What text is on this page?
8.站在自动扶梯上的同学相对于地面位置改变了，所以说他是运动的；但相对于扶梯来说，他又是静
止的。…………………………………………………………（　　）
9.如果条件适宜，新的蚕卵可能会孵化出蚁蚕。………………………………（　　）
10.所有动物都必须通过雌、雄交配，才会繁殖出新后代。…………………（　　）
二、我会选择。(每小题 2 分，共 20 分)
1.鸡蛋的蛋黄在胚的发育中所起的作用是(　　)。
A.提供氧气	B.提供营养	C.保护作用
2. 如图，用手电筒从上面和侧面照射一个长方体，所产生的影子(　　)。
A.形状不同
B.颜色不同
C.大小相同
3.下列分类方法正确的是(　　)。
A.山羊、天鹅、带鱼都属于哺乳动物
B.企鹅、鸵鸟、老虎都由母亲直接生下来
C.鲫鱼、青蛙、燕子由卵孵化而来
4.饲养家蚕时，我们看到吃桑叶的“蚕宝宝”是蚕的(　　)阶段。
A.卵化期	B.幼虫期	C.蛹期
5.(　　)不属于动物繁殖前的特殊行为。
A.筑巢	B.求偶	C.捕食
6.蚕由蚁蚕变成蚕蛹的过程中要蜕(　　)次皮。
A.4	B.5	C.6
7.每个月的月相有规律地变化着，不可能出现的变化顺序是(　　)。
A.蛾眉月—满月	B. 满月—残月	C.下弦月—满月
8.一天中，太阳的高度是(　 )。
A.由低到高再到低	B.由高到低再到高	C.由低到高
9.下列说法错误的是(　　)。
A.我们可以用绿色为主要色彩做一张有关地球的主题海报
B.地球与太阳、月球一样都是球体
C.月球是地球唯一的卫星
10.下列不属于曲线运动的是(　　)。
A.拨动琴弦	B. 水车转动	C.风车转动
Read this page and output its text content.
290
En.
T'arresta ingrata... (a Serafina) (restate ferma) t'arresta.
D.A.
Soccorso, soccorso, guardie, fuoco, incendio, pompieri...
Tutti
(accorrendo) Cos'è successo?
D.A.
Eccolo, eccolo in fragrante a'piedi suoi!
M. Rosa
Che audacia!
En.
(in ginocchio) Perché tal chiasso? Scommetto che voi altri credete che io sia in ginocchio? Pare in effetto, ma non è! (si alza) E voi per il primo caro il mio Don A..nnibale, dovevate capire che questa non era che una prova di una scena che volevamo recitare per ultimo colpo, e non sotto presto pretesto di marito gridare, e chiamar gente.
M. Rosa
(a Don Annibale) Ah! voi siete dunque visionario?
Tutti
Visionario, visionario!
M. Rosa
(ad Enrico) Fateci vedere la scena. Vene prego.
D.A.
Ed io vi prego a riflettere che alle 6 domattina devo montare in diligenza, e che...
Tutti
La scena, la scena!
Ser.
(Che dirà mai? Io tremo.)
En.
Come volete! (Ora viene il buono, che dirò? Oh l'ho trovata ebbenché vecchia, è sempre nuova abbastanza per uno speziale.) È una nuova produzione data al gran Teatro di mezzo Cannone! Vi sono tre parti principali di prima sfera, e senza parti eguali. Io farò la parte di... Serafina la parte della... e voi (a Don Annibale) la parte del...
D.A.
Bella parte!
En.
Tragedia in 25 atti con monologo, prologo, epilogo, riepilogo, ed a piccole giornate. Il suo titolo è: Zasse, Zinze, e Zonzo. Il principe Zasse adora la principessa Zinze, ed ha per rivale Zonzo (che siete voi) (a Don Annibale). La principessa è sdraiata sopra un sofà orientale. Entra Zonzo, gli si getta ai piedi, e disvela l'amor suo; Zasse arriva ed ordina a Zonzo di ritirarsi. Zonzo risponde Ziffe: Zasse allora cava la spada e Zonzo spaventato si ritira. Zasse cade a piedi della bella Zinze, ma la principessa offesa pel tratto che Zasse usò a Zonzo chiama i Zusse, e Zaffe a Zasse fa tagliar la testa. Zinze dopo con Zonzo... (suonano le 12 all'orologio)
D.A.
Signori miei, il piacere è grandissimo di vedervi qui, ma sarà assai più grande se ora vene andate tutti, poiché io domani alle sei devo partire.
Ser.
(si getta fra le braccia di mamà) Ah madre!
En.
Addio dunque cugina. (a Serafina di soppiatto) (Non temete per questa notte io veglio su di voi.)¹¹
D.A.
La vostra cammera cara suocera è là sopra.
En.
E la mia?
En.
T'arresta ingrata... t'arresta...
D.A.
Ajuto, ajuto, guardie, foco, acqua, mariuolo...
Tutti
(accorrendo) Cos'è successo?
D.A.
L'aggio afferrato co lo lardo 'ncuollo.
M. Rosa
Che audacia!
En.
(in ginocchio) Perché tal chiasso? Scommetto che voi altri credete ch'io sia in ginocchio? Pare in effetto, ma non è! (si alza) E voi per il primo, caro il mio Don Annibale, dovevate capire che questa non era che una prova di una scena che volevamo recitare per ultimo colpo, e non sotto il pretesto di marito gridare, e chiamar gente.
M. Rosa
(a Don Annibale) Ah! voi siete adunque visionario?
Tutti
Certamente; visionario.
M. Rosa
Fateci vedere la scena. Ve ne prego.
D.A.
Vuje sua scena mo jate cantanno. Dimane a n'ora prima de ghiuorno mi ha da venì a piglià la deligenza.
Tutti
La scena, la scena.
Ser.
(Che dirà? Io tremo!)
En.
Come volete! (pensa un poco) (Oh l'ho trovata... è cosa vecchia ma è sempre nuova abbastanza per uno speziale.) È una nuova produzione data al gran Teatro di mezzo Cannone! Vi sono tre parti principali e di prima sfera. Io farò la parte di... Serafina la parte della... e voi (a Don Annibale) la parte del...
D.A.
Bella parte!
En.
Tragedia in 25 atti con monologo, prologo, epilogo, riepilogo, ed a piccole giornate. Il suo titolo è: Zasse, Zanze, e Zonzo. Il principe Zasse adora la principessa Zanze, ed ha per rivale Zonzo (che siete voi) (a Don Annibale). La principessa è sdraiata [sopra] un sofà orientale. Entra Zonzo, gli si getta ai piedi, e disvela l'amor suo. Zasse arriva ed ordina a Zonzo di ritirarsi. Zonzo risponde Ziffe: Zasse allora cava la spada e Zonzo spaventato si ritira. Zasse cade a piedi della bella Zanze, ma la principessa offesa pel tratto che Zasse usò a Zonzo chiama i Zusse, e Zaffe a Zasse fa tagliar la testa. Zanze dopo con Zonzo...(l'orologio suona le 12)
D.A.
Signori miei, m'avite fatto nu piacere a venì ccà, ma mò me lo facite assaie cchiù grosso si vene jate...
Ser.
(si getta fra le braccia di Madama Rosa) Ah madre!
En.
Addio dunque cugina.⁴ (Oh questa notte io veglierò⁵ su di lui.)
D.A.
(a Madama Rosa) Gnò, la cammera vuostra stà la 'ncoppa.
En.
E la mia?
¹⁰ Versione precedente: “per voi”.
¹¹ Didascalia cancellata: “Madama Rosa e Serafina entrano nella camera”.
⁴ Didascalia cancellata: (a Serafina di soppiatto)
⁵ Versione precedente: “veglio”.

◇ ◇ ◇ ◇ ◇ ◇ ◇

§ **Instructions for the task**: Repeat all of the records above exactly as they appear.

§ **Result of this exercise**:
What text is on this page?
8.站在自动扶梯上的同学相对于地面位置改变了，所以说他是运动的；但相对于扶梯来说，他又是静
止的。…………………………………………………………（　　）
9.如果条件适宜，新的蚕卵可能会孵化出蚁蚕。………………………………（　　）
10.所有动物都必须通过雌、雄交配，才会繁殖出新后代。…………………（　　）
二、我会选择。(每小题 2 分，共 20 分)
1.鸡蛋的蛋黄在胚的发育中所起的作用是(　　)。
A.提供氧气	B.提供营养	C.保护作用
2. 如图，用手电筒从上面和侧面照射一个长方体，所产生的影子(　　)。
A.形状不同
B.颜色不同
C.大小相同
3.下列分类方法正确的是(　　)。
A.山羊、天鹅、带鱼都属于哺乳动物
B.企鹅、鸵鸟、老虎都由母亲直接生下来
C.鲫鱼、青蛙、燕子由卵孵化而来
4.饲养家蚕时，我们看到吃桑叶的“蚕宝宝”是蚕的(　　)阶段。
A.卵化期	B.幼虫期	C.蛹期
5.(　　)不属于动物繁殖前的特殊行为。
A.筑巢	B.求偶	C.捕食
6.蚕由蚁蚕变成蚕蛹的过程中要蜕(　　)次皮。
A.4	B.5	C.6
7.每个月的月相有规律地变化着，不可能出现的变化顺序是(　　)。
A.蛾眉月—满月	B. 满月—残月	C.下弦月—满月
8.一天中，太阳的高度是(　 )。
A.由低到高再到低	B.由高到低再到高	C.由低到高
9.下列说法错误的是(　　)。
A.我们可以用绿色为主要色彩做一张有关地球的主题海报
B.地球与太阳、月球一样都是球体
C.月球是地球唯一的卫星
10.下列不属于曲线运动的是(　　)。
A.拨动琴弦	B. 水车转动	C.风车转动
Read this page and output its text content.
290
En.
T'arresta ingrata... (a Serafina) (restate ferma) t'arresta.
D.A.
Soccorso, soccorso, guardie, fuoco, incendio, pompieri...
Tutti
(accorrendo) Cos'è successo?
D.A.
Eccolo, eccolo in fragrante a'piedi suoi!
M. Rosa
Che audacia!
En.
(in ginocchio) Perché tal chiasso? Scommetto che voi altri credete che io sia in ginocchio? Pare in effetto, ma non è! (si alza) E voi per il primo caro il mio Don A..nnibale, dovevate capire che questa non era che una prova di una scena che volevamo recitare per ultimo colpo, e non sotto presto pretesto di marito gridare, e chiamar gente.
M. Rosa
(a Don Annibale) Ah! voi siete dunque visionario?
Tutti
Visionario, visionario!
M. Rosa
(ad Enrico) Fateci vedere la scena. Vene prego.
D.A.
Ed io vi prego a riflettere che alle 6 domattina devo montare in diligenza, e che...
Tutti
La scena, la scena!
Ser.
(Che dirà mai? Io tremo.)
En.
Come volete! (Ora viene il buono, che dirò? Oh l'ho trovata ebbenché vecchia, è sempre nuova abbastanza per uno speziale.) È una nuova produzione data al gran Teatro di mezzo Cannone! Vi sono tre parti principali di prima sfera, e senza parti eguali. Io farò la parte di... Serafina la parte della... e voi (a Don Annibale) la parte del...
D.A.
Bella parte!
En.
Tragedia in 25 atti con monologo, prologo, epilogo, riepilogo, ed a piccole giornate. Il suo titolo è: Zasse, Zinze, e Zonzo. Il principe Zasse adora la principessa Zinze, ed ha per rivale Zonzo (che siete voi) (a Don Annibale). La principessa è sdraiata sopra un sofà orientale. Entra Zonzo, gli si getta ai piedi, e disvela l'amor suo; Zasse arriva ed ordina a Zonzo di ritirarsi. Zonzo risponde Ziffe: Zasse allora cava la spada e Zonzo spaventato si ritira. Zasse cade a piedi della bella Zinze, ma la principessa offesa pel tratto che Zasse usò a Zonzo chiama i Zusse, e Zaffe a Zasse fa tagliar la testa. Zinze dopo con Zonzo... (suonano le 12 all'orologio)
D.A.
Signori miei, il piacere è grandissimo di vedervi qui, ma sarà assai più grande se ora vene andate tutti, poiché io domani alle sei devo partire.
Ser.
(si getta fra le braccia di mamà) Ah madre!
En.
Addio dunque cugina. (a Serafina di soppiatto) (Non temete per questa notte io veglio su di voi.)¹¹
D.A.
La vostra cammera cara suocera è là sopra.
En.
E la mia?
En.
T'arresta ingrata... t'arresta...
D.A.
Ajuto, ajuto, guardie, foco, acqua, mariuolo...
Tutti
(accorrendo) Cos'è successo?
D.A.
L'aggio afferrato co lo lardo 'ncuollo.
M. Rosa
Che audacia!
En.
(in ginocchio) Perché tal chiasso? Scommetto che voi altri credete ch'io sia in ginocchio? Pare in effetto, ma non è! (si alza) E voi per il primo, caro il mio Don Annibale, dovevate capire che questa non era che una prova di una scena che volevamo recitare per ultimo colpo, e non sotto il pretesto di marito gridare, e chiamar gente.
M. Rosa
(a Don Annibale) Ah! voi siete adunque visionario?
Tutti
Certamente; visionario.
M. Rosa
Fateci vedere la scena. Ve ne prego.
D.A.
Vuje sua scena mo jate cantanno. Dimane a n'ora prima de ghiuorno mi ha da venì a piglià la deligenza.
Tutti
La scena, la scena.
Ser.
(Che dirà? Io tremo!)
En.
Come volete! (pensa un poco) (Oh l'ho trovata... è cosa vecchia ma è sempre nuova abbastanza per uno speziale.) È una nuova produzione data al gran Teatro di mezzo Cannone! Vi sono tre parti principali e di prima sfera. Io farò la parte di... Serafina la parte della... e voi (a Don Annibale) la parte del...
D.A.
Bella parte!
En.
Tragedia in 25 atti con monologo, prologo, epilogo, riepilogo, ed a piccole giornate. Il suo titolo è: Zasse, Zanze, e Zonzo. Il principe Zasse adora la principessa Zanze, ed ha per rivale Zonzo (che siete voi) (a Don Annibale). La principessa è sdraiata [sopra] un sofà orientale. Entra Zonzo, gli si getta ai piedi, e disvela l'amor suo. Zasse arriva ed ordina a Zonzo di ritirarsi. Zonzo risponde Ziffe: Zasse allora cava la spada e Zonzo spaventato si ritira. Zasse cade a piedi della bella Zanze, ma la principessa offesa pel tratto che Zasse usò a Zonzo chiama i Zusse, e Zaffe a Zasse fa tagliar la testa. Zanze dopo con Zonzo...(l'orologio suona le 12)
D.A.
Signori miei, m'avite fatto nu piacere a venì ccà, ma mò me lo facite assaie cchiù grosso si vene jate...
Ser.
(si getta fra le braccia di Madama Rosa) Ah madre!
En.
Addio dunque cugina.⁴ (Oh questa notte io veglierò⁵ su di lui.)
D.A.
(a Madama Rosa) Gnò, la cammera vuostra stà la 'ncoppa.
En.
E la mia?
¹⁰ Versione precedente: “per voi”.
¹¹ Didascalia cancellata: “Madama Rosa e Serafina entrano nella camera”.
⁴ Didascalia cancellata: (a Serafina di soppiatto)
⁵ Versione precedente: “veglio”.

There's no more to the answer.